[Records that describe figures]
----------------------------------------
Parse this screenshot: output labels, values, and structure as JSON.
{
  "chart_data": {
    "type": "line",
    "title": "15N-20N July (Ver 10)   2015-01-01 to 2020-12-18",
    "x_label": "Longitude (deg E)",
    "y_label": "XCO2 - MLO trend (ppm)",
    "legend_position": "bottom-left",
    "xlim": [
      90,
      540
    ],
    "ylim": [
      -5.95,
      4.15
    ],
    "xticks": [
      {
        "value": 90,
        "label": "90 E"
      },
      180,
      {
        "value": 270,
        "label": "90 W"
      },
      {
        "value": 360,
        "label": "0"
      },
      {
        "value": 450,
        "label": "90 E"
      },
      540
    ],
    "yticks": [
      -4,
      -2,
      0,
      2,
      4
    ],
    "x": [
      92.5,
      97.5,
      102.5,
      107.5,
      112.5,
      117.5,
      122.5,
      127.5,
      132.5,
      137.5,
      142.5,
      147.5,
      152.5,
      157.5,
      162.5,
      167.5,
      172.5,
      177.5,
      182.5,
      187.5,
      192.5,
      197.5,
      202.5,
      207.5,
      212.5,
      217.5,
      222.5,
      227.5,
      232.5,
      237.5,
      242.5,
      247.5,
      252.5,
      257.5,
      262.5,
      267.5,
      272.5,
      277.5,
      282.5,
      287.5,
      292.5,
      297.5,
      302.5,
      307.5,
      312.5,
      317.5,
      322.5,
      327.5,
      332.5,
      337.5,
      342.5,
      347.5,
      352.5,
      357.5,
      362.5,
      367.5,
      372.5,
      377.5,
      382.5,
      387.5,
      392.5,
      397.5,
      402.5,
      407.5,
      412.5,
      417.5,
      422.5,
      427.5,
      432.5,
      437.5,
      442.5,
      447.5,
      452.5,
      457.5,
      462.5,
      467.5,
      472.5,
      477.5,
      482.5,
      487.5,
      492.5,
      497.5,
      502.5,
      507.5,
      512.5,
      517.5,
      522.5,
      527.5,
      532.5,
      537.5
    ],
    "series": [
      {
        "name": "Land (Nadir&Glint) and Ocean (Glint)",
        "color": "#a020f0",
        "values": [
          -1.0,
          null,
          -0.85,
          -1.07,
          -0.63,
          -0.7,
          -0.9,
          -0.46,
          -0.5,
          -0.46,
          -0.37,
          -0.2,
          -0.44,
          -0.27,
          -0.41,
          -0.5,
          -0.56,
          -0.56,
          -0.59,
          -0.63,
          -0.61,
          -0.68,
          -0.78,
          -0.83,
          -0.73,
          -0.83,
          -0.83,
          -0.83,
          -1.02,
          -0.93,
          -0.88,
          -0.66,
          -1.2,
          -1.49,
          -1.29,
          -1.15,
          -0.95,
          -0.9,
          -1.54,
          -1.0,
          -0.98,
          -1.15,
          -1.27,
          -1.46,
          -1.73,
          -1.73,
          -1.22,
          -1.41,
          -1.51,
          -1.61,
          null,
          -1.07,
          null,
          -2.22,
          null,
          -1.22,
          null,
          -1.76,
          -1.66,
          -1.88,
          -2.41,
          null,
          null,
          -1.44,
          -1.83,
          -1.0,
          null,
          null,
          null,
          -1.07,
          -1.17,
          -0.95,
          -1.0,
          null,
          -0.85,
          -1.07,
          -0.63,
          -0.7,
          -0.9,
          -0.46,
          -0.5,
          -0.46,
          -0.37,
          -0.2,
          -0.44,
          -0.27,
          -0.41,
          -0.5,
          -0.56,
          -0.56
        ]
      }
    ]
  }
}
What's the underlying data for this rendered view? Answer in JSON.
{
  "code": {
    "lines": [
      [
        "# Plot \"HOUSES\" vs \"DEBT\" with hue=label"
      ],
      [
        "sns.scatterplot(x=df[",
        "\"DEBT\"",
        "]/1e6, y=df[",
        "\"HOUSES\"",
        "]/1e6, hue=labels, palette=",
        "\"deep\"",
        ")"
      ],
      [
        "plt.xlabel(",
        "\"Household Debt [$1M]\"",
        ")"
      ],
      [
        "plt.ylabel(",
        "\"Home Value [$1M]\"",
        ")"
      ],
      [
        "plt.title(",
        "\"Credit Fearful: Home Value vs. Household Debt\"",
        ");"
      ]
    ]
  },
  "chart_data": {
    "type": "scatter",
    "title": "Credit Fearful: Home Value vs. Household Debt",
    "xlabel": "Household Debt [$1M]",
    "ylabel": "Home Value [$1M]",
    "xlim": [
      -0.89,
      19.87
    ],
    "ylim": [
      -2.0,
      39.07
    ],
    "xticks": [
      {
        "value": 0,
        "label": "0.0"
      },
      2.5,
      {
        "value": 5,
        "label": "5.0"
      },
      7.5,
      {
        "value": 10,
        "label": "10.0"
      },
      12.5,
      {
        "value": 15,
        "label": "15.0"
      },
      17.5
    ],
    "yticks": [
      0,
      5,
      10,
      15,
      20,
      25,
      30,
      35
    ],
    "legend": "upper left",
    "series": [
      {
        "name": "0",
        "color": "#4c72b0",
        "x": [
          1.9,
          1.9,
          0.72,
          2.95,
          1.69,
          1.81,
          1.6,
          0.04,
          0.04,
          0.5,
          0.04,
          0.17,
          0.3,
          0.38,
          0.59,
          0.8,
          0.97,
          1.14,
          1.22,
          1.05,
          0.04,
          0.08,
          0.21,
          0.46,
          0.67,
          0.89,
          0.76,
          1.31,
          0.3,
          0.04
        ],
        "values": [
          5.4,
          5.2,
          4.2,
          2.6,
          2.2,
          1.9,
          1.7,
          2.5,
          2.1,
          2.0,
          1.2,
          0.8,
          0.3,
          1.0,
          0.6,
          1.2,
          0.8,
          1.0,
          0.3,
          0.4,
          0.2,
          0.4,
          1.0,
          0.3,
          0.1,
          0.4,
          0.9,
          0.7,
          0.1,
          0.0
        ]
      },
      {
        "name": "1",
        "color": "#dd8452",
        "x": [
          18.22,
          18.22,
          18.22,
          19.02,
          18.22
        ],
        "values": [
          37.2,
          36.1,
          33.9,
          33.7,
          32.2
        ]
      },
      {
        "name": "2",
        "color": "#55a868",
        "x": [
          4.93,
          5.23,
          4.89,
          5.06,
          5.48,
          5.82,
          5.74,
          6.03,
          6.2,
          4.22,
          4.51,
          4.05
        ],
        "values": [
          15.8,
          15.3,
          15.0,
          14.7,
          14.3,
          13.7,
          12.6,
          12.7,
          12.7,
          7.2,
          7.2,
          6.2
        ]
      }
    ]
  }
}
----------------------------------------
▶ [EXERCISE PROMPT]: Go through the records and print each one exactly.

▶ [EXERCISE OUTPUT]:
Parse this screenshot: output labels, values, and structure as JSON.
{
  "chart_data": {
    "type": "line",
    "title": "15N-20N July (Ver 10)   2015-01-01 to 2020-12-18",
    "x_label": "Longitude (deg E)",
    "y_label": "XCO2 - MLO trend (ppm)",
    "legend_position": "bottom-left",
    "xlim": [
      90,
      540
    ],
    "ylim": [
      -5.95,
      4.15
    ],
    "xticks": [
      {
        "value": 90,
        "label": "90 E"
      },
      180,
      {
        "value": 270,
        "label": "90 W"
      },
      {
        "value": 360,
        "label": "0"
      },
      {
        "value": 450,
        "label": "90 E"
      },
      540
    ],
    "yticks": [
      -4,
      -2,
      0,
      2,
      4
    ],
    "x": [
      92.5,
      97.5,
      102.5,
      107.5,
      112.5,
      117.5,
      122.5,
      127.5,
      132.5,
      137.5,
      142.5,
      147.5,
      152.5,
      157.5,
      162.5,
      167.5,
      172.5,
      177.5,
      182.5,
      187.5,
      192.5,
      197.5,
      202.5,
      207.5,
      212.5,
      217.5,
      222.5,
      227.5,
      232.5,
      237.5,
      242.5,
      247.5,
      252.5,
      257.5,
      262.5,
      267.5,
      272.5,
      277.5,
      282.5,
      287.5,
      292.5,
      297.5,
      302.5,
      307.5,
      312.5,
      317.5,
      322.5,
      327.5,
      332.5,
      337.5,
      342.5,
      347.5,
      352.5,
      357.5,
      362.5,
      367.5,
      372.5,
      377.5,
      382.5,
      387.5,
      392.5,
      397.5,
      402.5,
      407.5,
      412.5,
      417.5,
      422.5,
      427.5,
      432.5,
      437.5,
      442.5,
      447.5,
      452.5,
      457.5,
      462.5,
      467.5,
      472.5,
      477.5,
      482.5,
      487.5,
      492.5,
      497.5,
      502.5,
      507.5,
      512.5,
      517.5,
      522.5,
      527.5,
      532.5,
      537.5
    ],
    "series": [
      {
        "name": "Land (Nadir&Glint) and Ocean (Glint)",
        "color": "#a020f0",
        "values": [
          -1.0,
          null,
          -0.85,
          -1.07,
          -0.63,
          -0.7,
          -0.9,
          -0.46,
          -0.5,
          -0.46,
          -0.37,
          -0.2,
          -0.44,
          -0.27,
          -0.41,
          -0.5,
          -0.56,
          -0.56,
          -0.59,
          -0.63,
          -0.61,
          -0.68,
          -0.78,
          -0.83,
          -0.73,
          -0.83,
          -0.83,
          -0.83,
          -1.02,
          -0.93,
          -0.88,
          -0.66,
          -1.2,
          -1.49,
          -1.29,
          -1.15,
          -0.95,
          -0.9,
          -1.54,
          -1.0,
          -0.98,
          -1.15,
          -1.27,
          -1.46,
          -1.73,
          -1.73,
          -1.22,
          -1.41,
          -1.51,
          -1.61,
          null,
          -1.07,
          null,
          -2.22,
          null,
          -1.22,
          null,
          -1.76,
          -1.66,
          -1.88,
          -2.41,
          null,
          null,
          -1.44,
          -1.83,
          -1.0,
          null,
          null,
          null,
          -1.07,
          -1.17,
          -0.95,
          -1.0,
          null,
          -0.85,
          -1.07,
          -0.63,
          -0.7,
          -0.9,
          -0.46,
          -0.5,
          -0.46,
          -0.37,
          -0.2,
          -0.44,
          -0.27,
          -0.41,
          -0.5,
          -0.56,
          -0.56
        ]
      }
    ]
  }
}
What's the underlying data for this rendered view? Answer in JSON.
{
  "code": {
    "lines": [
      [
        "# Plot \"HOUSES\" vs \"DEBT\" with hue=label"
      ],
      [
        "sns.scatterplot(x=df[",
        "\"DEBT\"",
        "]/1e6, y=df[",
        "\"HOUSES\"",
        "]/1e6, hue=labels, palette=",
        "\"deep\"",
        ")"
      ],
      [
        "plt.xlabel(",
        "\"Household Debt [$1M]\"",
        ")"
      ],
      [
        "plt.ylabel(",
        "\"Home Value [$1M]\"",
        ")"
      ],
      [
        "plt.title(",
        "\"Credit Fearful: Home Value vs. Household Debt\"",
        ");"
      ]
    ]
  },
  "chart_data": {
    "type": "scatter",
    "title": "Credit Fearful: Home Value vs. Household Debt",
    "xlabel": "Household Debt [$1M]",
    "ylabel": "Home Value [$1M]",
    "xlim": [
      -0.89,
      19.87
    ],
    "ylim": [
      -2.0,
      39.07
    ],
    "xticks": [
      {
        "value": 0,
        "label": "0.0"
      },
      2.5,
      {
        "value": 5,
        "label": "5.0"
      },
      7.5,
      {
        "value": 10,
        "label": "10.0"
      },
      12.5,
      {
        "value": 15,
        "label": "15.0"
      },
      17.5
    ],
    "yticks": [
      0,
      5,
      10,
      15,
      20,
      25,
      30,
      35
    ],
    "legend": "upper left",
    "series": [
      {
        "name": "0",
        "color": "#4c72b0",
        "x": [
          1.9,
          1.9,
          0.72,
          2.95,
          1.69,
          1.81,
          1.6,
          0.04,
          0.04,
          0.5,
          0.04,
          0.17,
          0.3,
          0.38,
          0.59,
          0.8,
          0.97,
          1.14,
          1.22,
          1.05,
          0.04,
          0.08,
          0.21,
          0.46,
          0.67,
          0.89,
          0.76,
          1.31,
          0.3,
          0.04
        ],
        "values": [
          5.4,
          5.2,
          4.2,
          2.6,
          2.2,
          1.9,
          1.7,
          2.5,
          2.1,
          2.0,
          1.2,
          0.8,
          0.3,
          1.0,
          0.6,
          1.2,
          0.8,
          1.0,
          0.3,
          0.4,
          0.2,
          0.4,
          1.0,
          0.3,
          0.1,
          0.4,
          0.9,
          0.7,
          0.1,
          0.0
        ]
      },
      {
        "name": "1",
        "color": "#dd8452",
        "x": [
          18.22,
          18.22,
          18.22,
          19.02,
          18.22
        ],
        "values": [
          37.2,
          36.1,
          33.9,
          33.7,
          32.2
        ]
      },
      {
        "name": "2",
        "color": "#55a868",
        "x": [
          4.93,
          5.23,
          4.89,
          5.06,
          5.48,
          5.82,
          5.74,
          6.03,
          6.2,
          4.22,
          4.51,
          4.05
        ],
        "values": [
          15.8,
          15.3,
          15.0,
          14.7,
          14.3,
          13.7,
          12.6,
          12.7,
          12.7,
          7.2,
          7.2,
          6.2
        ]
      }
    ]
  }
}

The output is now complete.